▶ _Selected excerpt_:
────────────────────────────────────────

The truth that Jesus and Sondheim are teaching us is that we will only make the road ahead of us… the road through a global pandemic... the road through the horrific legacy of white supremacy in which we are all tangled… we will only make that road by walking it… by moving on… by going. By taking one first step toward doing justice, and then another step in loving kindness, always walking humbly toward the hope filled vision we have been given by Jesus.  The vision of a Promised Land, a New Jerusalem, a place where love is stronger than hate, healing is greater than infection, justice is stronger than oppression, peace is stronger than violence and life is stronger than death.

Part of the truth of taking each of those steps, is that we must take each one in both wonderful faith and terrible doubt.  We will never be completely sure before we go.  But GO we must! Taking one first trembling step toward making disciples by SHOWING people the Way Jesus taught us to live. SHOWING the world that disciples are not made in our minds but in our lifting up the lives of those who have been thrown down and thrown out.  Today we focus particularly on black lives which is right.  But as disciples we GO to lift up the lives of all who can not breathe.  Whether that is due to the crushing knee of Caesars or Presidents, occupying armies or combat troops, corrupt police or authorities, implicit bias or systemic racism.  Our calling is to Go!  To take a step toward those who have been thrown down and lift up the lives of those who have been labeled and treated as if they are the least or the lost or the last to matter.

Our call is to Go! To Move On!  To lift and heal, feed and comfort, confront... and yes, even turn over tables when that is the only thing left to get their attention!  Oh, I know. Raised voices and turned over tables... not very stoically Lutheran.  Not too properly Episcopalian. Does GOING and DOING ALL of what Jesus did… have to include the hard bits?  “Yes” Jesus tells us...  GO! Go, make disciples of all nations, baptizing them in the name of the Father and of the Son and of the Holy Spirit, and teaching them to obey everything that I have commanded you. GO! Take a step! Move on!  That step might turn out to be right!  … Or wrong.  But it is our Baptisms that free us to GO! To step out right... or wrong but to KNOW either way that we remain forever intimately connected to Father, Son, and Holy Spirit! So, Move on! As Sondheim says, the choice you make may turn out to be mistaken. The choosing is not. You have to move on. Look at what you want. Not as where you are, Not at what you’ll be.

To Go!  To Move On!  I know it is hard!  I am sure that you, like me, would rather KNOW what to do next, not just guess.  To figure it out BEFORE we commit to that first step. You, I am sure, like me want to do RIGHT by George Floyd, Breonna Taylor, and David McAtee as well as the centuries old pile of broken black and brown bodies that this country has knelt on to death... the pile of black and brown bodies that are buried in the foundation of this “land of the free” and “home of the brave.”  All of those black and brown lives... They DESERVE our next step to be a RIGHT step. I… we… literally owe it to them to step RIGHT so I don’t want to make a WRONG step... but how CAN we know?

Jesus teaches us in this lesson that we can not know.  But we still must Go.  I know, we want to do justice RIGHT… to love kindness RIGHT… to walk humbly RIGHT… but Jesus commands us, his beloved Baptized disciples, not to wait until we are sure we will get it RIGHT because if we wait to be sure we are RIGHT we will simply never Go.  So Jesus says GO! Move On!  Take a step!  Go and do your best to bind the whole world to God’s promise that love is stronger than hate and life is stronger than death. GO! Do your best in each moment to teach the world the Jesus Way of Abundant life for all of creation by living as examples of that Way, that Truth, that Life.  And as you GO, loaded down with doubt and fear along with your genuine intention to do it RIGHT... REMEMBER... with every shaky, doubt laden step you take toward God’s promise... with ever fear filled step you take to lift the least, the lost, and the last...  Jesus is with you... ALWAYS... always... always, to the end of the age. Amen.

────────────────────────────────────────

▶ _Excerpted data_:
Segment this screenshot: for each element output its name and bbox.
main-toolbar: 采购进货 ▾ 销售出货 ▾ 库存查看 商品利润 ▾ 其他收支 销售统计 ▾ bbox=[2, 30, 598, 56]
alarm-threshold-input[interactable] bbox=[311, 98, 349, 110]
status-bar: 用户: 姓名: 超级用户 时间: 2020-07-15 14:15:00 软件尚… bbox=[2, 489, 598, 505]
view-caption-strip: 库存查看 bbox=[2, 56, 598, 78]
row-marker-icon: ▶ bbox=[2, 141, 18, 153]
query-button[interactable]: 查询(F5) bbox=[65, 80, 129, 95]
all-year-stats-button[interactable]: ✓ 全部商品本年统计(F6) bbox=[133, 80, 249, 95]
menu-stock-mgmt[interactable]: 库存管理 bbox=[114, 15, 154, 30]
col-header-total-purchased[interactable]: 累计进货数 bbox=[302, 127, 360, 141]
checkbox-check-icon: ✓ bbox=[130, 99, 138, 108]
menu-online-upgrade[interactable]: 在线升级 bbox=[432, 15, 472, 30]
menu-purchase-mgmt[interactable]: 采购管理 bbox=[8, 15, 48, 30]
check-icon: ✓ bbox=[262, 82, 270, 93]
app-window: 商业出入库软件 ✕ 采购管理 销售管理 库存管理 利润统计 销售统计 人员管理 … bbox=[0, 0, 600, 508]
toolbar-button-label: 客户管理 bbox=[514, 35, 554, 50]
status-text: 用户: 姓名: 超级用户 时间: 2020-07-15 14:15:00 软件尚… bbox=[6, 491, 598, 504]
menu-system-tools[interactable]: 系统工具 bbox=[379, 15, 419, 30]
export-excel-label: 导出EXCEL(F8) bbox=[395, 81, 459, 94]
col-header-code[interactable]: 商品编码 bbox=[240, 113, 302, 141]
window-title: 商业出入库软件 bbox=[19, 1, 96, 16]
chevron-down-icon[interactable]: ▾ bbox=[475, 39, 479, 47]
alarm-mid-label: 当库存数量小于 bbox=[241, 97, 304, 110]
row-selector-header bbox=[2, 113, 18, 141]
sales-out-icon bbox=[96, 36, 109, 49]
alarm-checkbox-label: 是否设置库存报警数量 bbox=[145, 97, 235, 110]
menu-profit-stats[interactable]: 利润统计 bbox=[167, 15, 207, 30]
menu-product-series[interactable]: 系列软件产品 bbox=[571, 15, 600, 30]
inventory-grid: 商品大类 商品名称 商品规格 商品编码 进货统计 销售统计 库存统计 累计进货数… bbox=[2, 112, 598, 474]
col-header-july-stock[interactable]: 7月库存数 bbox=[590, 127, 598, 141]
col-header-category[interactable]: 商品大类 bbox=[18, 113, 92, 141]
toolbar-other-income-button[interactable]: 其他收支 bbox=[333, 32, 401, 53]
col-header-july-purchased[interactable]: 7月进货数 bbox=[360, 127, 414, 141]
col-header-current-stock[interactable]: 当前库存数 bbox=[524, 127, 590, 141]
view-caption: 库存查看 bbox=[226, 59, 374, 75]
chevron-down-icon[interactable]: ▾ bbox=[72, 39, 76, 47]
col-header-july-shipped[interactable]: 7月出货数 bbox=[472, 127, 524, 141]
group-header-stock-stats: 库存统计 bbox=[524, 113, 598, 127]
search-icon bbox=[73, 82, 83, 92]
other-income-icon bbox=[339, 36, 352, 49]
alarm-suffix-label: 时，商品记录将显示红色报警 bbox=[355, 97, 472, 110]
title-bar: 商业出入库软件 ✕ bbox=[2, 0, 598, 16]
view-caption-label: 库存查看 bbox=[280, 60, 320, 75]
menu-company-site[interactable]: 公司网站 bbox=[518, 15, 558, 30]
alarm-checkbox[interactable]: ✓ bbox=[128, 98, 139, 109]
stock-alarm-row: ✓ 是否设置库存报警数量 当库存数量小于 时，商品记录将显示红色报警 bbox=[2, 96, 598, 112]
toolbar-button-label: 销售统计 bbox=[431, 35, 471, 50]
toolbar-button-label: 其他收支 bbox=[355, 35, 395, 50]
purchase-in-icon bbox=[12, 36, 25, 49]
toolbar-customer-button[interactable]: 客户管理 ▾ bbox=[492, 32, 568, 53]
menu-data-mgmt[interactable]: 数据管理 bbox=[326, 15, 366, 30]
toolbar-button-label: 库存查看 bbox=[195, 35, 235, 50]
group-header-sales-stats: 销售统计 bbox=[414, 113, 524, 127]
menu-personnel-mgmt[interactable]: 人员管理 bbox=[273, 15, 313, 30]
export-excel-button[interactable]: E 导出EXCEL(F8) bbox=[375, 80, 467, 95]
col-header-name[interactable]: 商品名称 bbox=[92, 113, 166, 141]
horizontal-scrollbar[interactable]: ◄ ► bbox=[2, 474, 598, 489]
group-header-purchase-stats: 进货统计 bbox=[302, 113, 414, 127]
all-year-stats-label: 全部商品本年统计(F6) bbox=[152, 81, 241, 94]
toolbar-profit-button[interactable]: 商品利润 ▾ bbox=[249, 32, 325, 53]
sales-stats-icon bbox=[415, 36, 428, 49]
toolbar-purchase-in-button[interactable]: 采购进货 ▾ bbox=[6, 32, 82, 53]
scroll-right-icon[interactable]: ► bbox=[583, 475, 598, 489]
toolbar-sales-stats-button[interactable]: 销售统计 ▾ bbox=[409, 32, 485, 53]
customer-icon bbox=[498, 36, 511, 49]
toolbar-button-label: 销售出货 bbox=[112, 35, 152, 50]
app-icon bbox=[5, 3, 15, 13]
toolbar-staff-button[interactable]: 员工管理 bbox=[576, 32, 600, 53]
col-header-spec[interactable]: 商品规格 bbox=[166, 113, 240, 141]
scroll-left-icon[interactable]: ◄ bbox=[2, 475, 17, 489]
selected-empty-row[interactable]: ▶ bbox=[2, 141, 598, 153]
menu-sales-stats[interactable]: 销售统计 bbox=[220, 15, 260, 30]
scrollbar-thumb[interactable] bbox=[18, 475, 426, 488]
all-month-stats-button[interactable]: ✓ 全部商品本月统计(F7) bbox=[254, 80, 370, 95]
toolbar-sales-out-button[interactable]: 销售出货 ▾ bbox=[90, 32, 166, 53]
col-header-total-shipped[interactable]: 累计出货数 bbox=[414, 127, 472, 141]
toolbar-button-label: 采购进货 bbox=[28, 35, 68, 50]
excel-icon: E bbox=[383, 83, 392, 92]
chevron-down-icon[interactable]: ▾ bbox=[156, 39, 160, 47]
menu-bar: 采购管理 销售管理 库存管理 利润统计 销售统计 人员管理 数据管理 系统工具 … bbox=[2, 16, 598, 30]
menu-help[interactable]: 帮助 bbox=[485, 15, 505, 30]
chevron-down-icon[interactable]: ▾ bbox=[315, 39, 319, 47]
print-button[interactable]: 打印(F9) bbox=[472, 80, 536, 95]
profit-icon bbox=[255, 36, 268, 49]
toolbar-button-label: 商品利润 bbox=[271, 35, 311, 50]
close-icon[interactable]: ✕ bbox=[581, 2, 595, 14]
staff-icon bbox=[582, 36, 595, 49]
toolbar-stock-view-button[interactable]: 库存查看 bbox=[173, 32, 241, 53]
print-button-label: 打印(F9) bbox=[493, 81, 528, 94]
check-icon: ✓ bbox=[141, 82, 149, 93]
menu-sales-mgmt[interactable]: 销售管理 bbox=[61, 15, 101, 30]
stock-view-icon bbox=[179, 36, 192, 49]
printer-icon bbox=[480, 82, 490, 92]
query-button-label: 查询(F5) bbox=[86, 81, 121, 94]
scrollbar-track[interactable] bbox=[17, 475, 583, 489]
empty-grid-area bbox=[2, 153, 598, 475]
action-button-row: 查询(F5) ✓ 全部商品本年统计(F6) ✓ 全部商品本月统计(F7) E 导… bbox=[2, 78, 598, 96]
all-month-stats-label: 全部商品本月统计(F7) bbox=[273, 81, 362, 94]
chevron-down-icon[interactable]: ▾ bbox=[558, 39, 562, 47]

────────────────────────────────────────

▶ _What is expected_: The excerpt about Jesus, Sondheim and moving on describes the vision of a Promised Land as a place where certain things are stronger or greater than their opposites. List every such pairing.

▶ _Solution to the exercise_:
- Love is stronger than hate.
- Healing is greater than infection.
- Justice is stronger than oppression.
- Peace is stronger than violence.
- Life is stronger than death.